STATED PROBLEM >> Scan the data below. Pull out each line where "from" occurs.

DATA IN THIS EXERCISE >>
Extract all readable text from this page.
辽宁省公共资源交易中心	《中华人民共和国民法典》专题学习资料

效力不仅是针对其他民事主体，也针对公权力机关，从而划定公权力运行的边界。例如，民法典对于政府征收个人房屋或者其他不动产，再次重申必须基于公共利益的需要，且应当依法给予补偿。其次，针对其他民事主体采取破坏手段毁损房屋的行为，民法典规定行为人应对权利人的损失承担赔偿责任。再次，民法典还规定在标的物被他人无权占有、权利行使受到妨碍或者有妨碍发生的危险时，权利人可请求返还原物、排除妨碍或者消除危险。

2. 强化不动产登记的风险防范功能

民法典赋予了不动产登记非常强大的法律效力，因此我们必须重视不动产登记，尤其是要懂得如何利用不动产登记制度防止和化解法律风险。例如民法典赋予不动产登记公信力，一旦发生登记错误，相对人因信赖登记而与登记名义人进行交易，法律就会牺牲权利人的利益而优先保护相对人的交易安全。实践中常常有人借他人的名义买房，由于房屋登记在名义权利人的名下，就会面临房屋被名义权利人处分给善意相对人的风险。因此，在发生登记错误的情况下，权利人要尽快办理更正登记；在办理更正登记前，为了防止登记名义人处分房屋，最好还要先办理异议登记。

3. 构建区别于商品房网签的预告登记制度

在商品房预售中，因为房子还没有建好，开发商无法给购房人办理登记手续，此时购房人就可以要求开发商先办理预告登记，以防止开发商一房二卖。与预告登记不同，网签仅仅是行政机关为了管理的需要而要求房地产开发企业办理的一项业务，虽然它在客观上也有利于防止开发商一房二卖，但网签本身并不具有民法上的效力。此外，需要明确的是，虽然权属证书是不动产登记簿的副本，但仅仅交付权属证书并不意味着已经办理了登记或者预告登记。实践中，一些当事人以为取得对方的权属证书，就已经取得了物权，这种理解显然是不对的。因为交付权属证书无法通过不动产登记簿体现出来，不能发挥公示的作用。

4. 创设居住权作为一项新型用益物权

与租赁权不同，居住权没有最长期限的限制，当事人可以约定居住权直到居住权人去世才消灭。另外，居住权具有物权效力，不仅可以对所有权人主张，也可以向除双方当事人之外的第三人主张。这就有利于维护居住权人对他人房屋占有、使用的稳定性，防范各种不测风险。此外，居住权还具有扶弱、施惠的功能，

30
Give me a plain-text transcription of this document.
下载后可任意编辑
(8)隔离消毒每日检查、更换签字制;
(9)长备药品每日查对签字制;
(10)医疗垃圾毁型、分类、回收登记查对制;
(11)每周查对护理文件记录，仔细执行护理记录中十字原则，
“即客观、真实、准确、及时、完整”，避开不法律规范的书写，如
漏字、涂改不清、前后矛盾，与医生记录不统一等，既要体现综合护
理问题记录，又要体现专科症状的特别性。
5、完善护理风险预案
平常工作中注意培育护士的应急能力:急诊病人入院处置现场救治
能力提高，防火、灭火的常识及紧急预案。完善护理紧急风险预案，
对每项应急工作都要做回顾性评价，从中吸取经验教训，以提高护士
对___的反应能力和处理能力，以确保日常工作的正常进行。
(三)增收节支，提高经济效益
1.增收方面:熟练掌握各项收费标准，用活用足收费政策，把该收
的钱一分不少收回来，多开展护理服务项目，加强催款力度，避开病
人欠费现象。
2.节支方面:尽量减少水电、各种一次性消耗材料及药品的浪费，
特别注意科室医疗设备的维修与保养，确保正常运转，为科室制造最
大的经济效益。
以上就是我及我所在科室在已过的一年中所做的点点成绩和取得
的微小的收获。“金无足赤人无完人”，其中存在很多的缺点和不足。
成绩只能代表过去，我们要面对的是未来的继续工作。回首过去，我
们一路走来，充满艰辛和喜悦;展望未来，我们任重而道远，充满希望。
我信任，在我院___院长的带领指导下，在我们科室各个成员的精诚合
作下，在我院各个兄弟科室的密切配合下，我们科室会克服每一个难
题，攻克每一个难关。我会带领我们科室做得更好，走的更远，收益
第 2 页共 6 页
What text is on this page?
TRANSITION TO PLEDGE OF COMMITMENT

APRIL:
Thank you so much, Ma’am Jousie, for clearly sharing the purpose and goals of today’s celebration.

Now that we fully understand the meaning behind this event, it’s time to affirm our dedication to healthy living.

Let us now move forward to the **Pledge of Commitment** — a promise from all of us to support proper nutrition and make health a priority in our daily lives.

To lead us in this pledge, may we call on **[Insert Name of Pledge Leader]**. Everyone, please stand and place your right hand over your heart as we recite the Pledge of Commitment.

RESULT BELOW >>
Extract all readable text from this page.
Let us now move forward to the **Pledge of Commitment** — a promise from all of us to support proper nutrition and make health a priority in our daily lives.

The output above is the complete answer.